_Collection entries_
* * *

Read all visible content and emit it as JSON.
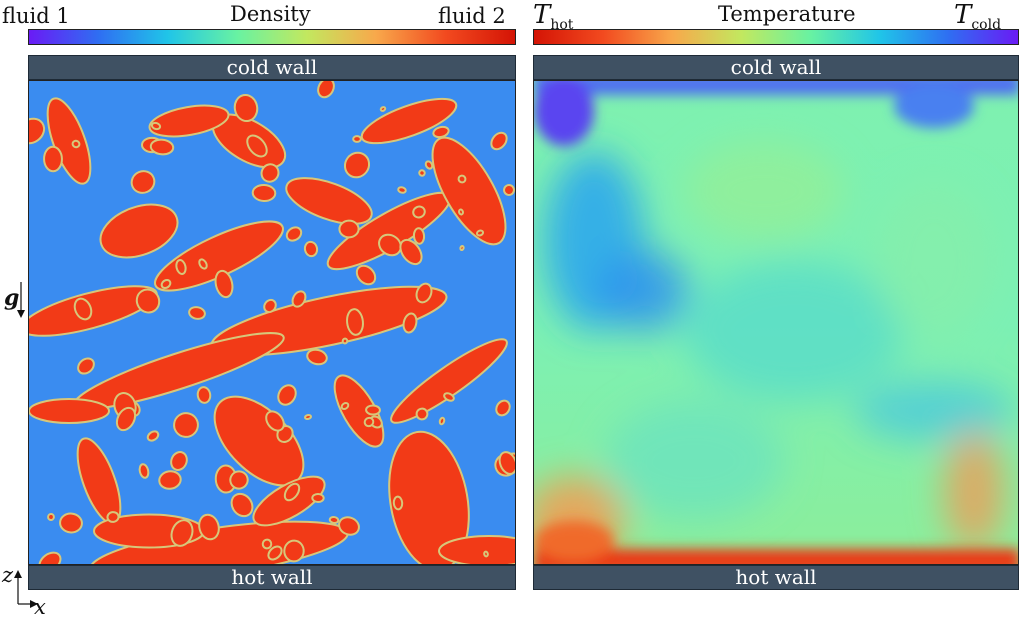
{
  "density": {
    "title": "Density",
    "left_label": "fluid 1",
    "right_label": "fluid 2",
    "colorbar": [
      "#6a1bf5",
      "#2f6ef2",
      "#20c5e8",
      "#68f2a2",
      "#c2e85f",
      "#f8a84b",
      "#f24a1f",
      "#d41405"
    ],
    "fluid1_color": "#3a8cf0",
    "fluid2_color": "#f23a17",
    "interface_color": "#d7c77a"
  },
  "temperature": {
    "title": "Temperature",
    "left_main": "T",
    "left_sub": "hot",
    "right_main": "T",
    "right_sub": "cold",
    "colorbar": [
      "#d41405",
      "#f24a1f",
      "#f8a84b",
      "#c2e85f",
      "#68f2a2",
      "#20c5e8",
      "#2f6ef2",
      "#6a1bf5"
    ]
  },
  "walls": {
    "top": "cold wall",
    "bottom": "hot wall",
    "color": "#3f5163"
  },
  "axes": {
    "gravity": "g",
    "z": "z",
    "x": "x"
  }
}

* * *

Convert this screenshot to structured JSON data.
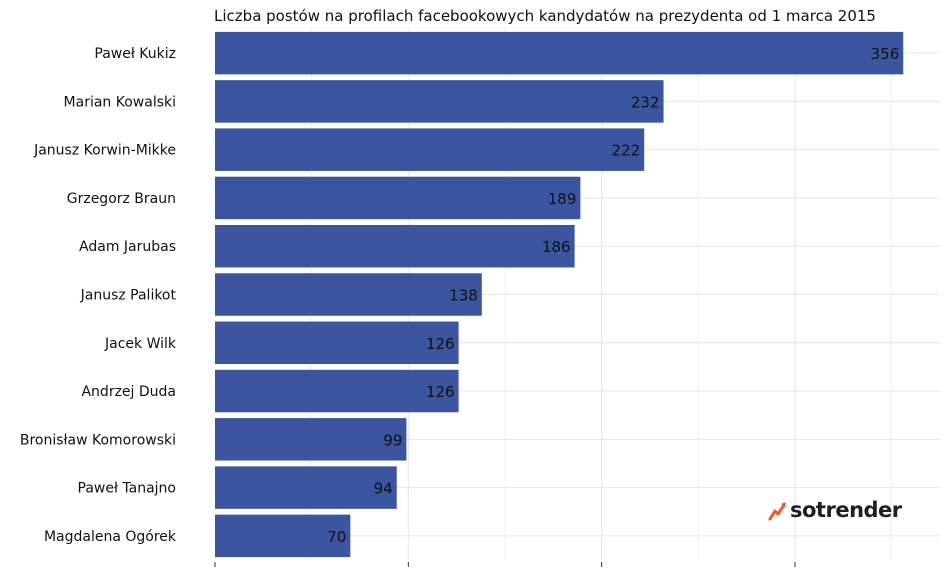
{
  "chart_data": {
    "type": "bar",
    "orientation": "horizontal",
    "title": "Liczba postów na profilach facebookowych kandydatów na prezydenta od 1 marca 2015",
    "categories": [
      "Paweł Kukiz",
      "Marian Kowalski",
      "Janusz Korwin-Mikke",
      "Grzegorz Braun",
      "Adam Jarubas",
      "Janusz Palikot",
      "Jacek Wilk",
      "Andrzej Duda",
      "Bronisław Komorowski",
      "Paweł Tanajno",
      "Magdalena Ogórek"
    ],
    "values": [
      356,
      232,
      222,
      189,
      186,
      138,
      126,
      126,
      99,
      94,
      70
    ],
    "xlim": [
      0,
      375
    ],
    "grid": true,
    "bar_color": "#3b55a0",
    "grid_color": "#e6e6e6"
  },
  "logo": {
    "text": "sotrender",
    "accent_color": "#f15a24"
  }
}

* * *

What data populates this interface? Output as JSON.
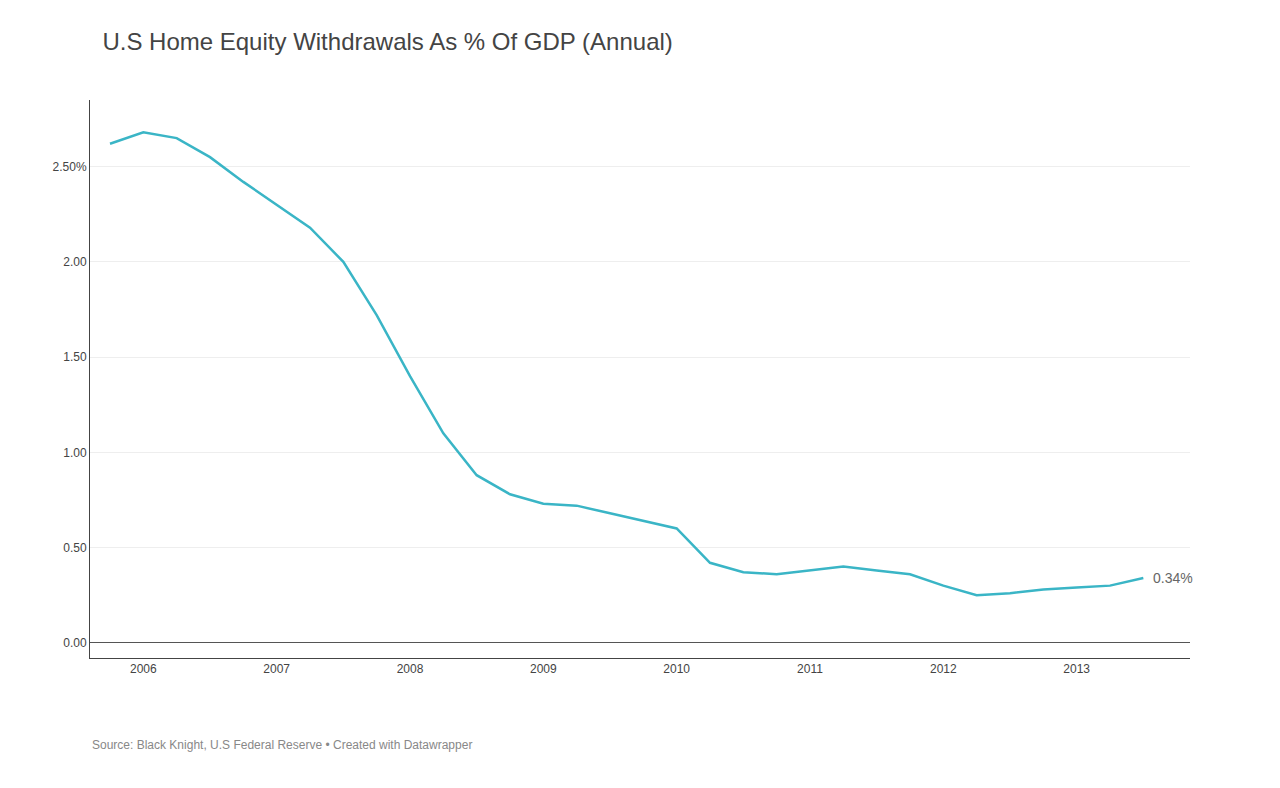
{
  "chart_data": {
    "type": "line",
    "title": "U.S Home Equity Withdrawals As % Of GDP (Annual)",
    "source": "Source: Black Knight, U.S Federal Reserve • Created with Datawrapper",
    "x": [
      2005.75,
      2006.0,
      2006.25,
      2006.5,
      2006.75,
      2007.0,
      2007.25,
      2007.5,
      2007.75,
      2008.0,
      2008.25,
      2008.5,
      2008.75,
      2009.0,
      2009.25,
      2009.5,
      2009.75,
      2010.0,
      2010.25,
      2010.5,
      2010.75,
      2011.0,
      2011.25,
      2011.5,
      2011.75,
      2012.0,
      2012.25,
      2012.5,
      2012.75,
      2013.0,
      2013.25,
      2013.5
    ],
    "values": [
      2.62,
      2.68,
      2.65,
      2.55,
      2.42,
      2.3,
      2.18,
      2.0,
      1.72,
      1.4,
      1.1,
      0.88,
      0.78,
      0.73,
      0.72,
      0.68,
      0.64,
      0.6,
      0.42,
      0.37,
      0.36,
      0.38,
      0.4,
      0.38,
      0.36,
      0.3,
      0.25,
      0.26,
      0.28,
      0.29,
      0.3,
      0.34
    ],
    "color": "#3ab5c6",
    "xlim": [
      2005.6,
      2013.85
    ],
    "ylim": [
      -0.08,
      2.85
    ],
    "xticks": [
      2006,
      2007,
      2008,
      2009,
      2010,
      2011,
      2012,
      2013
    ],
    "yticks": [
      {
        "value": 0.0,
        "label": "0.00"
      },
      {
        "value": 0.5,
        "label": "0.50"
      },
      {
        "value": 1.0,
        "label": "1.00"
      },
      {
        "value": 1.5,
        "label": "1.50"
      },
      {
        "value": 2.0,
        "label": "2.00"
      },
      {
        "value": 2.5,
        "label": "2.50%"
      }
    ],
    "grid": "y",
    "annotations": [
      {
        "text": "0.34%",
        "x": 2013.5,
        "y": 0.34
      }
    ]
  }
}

* * *

_Task requirements_
State the number of lines in this listing that contain the string "JSON", and add nothing else.

_Exercise answer_
3